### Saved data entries
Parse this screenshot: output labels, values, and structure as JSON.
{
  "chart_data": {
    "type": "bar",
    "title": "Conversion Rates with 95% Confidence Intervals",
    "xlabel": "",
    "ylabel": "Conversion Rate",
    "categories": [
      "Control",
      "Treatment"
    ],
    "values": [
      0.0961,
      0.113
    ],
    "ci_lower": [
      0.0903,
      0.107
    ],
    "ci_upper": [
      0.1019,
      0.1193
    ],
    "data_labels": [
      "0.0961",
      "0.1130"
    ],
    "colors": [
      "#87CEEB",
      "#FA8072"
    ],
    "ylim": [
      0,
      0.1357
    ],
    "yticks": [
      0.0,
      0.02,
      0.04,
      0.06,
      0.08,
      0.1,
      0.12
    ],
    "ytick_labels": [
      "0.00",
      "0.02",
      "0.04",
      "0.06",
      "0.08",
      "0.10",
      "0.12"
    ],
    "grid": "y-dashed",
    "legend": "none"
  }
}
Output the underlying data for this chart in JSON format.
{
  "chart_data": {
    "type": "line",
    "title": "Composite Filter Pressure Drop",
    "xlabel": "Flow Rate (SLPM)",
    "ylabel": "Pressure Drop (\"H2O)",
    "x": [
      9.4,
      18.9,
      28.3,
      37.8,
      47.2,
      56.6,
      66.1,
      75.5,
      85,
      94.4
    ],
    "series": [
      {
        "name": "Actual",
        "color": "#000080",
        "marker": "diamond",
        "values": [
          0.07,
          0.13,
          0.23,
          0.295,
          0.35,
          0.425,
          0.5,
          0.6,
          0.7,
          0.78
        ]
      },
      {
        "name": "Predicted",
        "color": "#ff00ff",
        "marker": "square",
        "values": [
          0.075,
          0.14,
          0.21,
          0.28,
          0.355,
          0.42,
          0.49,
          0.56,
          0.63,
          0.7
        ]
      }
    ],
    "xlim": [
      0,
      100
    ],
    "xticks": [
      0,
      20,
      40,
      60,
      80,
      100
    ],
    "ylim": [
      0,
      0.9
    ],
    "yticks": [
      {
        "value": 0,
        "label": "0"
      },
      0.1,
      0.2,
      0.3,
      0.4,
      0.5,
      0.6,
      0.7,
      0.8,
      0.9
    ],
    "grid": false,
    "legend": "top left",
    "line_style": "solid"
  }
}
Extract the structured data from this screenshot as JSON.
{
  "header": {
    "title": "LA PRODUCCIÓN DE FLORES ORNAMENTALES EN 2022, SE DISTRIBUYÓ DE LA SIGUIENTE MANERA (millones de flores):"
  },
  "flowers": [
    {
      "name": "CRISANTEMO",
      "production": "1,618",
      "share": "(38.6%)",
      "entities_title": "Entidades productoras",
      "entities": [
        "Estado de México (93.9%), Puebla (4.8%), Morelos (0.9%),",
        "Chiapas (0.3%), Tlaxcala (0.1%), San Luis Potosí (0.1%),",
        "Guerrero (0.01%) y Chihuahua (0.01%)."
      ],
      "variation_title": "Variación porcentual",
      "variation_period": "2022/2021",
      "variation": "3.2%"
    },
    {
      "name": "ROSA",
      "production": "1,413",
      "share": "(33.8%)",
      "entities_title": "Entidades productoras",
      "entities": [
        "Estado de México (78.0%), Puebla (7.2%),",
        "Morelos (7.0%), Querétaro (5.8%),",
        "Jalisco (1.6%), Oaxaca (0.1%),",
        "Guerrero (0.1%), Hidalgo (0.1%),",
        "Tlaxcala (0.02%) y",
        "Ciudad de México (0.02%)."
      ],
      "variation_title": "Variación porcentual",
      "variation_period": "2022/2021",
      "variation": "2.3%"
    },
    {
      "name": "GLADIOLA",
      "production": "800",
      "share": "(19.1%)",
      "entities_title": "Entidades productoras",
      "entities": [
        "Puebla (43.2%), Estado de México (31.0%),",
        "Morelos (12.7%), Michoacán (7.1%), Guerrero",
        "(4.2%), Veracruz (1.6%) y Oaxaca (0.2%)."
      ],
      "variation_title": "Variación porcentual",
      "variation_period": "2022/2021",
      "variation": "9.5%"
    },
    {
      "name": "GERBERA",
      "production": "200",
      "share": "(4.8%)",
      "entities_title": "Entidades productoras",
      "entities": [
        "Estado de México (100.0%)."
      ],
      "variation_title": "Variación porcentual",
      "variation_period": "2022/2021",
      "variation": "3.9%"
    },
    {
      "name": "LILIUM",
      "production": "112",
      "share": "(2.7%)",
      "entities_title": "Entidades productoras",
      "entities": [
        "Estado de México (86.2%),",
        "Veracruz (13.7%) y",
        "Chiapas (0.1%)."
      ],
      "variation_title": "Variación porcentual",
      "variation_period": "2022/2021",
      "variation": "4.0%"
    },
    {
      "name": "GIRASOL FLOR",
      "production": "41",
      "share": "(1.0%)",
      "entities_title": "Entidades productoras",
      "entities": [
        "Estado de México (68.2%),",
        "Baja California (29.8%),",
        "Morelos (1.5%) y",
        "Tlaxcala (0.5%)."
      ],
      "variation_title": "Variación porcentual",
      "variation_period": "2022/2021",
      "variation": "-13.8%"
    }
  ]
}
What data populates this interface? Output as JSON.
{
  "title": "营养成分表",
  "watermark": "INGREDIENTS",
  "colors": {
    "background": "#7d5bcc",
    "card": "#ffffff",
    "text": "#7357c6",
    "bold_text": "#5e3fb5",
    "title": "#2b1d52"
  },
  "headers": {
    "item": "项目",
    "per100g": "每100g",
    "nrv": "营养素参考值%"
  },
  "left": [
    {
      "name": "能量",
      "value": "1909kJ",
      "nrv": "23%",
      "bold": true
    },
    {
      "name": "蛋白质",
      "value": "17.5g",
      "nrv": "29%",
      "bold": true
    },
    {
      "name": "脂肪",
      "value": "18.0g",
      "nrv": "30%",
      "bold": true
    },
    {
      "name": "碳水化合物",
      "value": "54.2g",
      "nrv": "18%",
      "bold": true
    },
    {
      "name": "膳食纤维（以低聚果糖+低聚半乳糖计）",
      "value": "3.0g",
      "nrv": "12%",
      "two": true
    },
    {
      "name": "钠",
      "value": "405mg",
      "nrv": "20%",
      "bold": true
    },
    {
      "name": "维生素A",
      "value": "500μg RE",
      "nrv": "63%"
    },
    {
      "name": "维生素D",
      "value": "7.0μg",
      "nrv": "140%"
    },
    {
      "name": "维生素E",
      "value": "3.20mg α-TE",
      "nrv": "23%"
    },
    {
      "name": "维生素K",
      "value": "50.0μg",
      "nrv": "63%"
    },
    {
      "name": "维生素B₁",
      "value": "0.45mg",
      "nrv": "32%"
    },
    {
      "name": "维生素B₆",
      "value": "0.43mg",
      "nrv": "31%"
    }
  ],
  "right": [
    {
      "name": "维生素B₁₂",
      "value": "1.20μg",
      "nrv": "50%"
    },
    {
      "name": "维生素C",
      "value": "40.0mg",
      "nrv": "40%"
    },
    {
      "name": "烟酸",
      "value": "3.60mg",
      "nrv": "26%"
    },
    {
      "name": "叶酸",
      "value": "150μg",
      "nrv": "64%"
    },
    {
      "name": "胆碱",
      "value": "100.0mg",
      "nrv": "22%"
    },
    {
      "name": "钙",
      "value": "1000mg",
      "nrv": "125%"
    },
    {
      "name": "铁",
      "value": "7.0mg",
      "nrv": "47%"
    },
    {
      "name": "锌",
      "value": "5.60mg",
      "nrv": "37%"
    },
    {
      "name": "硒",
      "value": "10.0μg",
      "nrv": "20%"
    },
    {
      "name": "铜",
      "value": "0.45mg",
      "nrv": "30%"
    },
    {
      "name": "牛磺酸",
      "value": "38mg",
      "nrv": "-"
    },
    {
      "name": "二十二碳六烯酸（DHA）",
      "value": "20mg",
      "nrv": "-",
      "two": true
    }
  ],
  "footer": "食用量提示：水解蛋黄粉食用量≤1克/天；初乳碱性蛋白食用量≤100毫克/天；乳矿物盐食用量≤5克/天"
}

### AIM
Find every line that holds "Tlaxcala" and copy it.

### RESPONSE FOR THIS EXERCISE
        "Chiapas (0.3%), Tlaxcala (0.1%), San Luis Potosí (0.1%),",
        "Tlaxcala (0.02%) y",
        "Tlaxcala (0.5%)."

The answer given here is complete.